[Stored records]

____

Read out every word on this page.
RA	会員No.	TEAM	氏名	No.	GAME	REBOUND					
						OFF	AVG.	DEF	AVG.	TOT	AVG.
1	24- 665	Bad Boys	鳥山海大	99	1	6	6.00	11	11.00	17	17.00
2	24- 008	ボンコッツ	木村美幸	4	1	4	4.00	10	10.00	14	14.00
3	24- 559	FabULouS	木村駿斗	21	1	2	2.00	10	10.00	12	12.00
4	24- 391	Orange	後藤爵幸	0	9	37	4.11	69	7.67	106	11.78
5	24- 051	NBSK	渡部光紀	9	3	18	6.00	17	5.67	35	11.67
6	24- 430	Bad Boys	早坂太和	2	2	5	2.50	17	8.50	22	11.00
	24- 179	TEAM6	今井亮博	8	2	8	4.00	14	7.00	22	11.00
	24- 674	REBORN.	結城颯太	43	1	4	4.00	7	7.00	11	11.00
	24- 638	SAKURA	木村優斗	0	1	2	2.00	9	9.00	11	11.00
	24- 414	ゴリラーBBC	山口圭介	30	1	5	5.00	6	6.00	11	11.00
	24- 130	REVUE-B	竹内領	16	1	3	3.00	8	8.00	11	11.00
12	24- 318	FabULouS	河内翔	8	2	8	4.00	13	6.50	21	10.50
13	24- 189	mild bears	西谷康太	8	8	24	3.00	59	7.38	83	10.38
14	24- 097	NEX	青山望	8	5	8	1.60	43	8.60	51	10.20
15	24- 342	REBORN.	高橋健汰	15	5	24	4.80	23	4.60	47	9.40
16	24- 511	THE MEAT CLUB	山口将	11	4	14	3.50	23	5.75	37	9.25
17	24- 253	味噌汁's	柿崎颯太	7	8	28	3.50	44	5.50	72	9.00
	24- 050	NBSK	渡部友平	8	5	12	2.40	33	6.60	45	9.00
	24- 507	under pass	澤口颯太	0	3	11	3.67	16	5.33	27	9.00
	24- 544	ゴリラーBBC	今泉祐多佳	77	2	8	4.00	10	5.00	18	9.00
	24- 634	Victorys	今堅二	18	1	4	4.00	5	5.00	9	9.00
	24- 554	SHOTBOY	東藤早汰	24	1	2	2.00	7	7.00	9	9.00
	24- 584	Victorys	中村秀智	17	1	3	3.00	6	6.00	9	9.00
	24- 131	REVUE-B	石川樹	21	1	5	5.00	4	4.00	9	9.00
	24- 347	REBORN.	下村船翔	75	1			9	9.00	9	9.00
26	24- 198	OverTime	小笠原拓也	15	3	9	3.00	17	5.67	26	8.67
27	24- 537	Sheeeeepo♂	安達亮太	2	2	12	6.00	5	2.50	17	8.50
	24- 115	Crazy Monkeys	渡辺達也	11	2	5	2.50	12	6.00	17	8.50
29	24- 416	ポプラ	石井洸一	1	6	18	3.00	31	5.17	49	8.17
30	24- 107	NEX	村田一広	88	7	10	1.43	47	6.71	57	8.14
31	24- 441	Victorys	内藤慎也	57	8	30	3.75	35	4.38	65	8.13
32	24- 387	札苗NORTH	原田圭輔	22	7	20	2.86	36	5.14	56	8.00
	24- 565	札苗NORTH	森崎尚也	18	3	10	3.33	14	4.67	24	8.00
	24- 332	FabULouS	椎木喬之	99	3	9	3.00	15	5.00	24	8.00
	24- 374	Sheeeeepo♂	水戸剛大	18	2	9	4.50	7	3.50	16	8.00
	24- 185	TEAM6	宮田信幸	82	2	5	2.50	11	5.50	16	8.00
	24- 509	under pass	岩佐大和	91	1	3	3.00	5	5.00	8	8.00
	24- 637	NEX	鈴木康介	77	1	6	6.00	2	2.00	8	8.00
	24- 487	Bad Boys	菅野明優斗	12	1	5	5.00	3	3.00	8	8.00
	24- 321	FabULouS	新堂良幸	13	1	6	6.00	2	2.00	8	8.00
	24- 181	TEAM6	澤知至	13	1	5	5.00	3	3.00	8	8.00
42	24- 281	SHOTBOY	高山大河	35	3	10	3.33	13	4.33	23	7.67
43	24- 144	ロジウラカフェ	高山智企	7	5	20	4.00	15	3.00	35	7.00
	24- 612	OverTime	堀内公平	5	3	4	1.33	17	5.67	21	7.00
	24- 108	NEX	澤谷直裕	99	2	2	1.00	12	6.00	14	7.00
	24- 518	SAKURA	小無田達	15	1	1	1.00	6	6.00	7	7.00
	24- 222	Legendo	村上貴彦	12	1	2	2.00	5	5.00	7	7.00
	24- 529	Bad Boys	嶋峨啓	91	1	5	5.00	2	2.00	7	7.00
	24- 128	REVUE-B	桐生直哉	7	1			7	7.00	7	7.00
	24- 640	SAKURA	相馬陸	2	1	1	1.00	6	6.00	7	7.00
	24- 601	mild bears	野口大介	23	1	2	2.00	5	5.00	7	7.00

____

*Aim of the exercise*
Answer only with how many lines in the records include "Sheeeeepo".

*Task solution*
2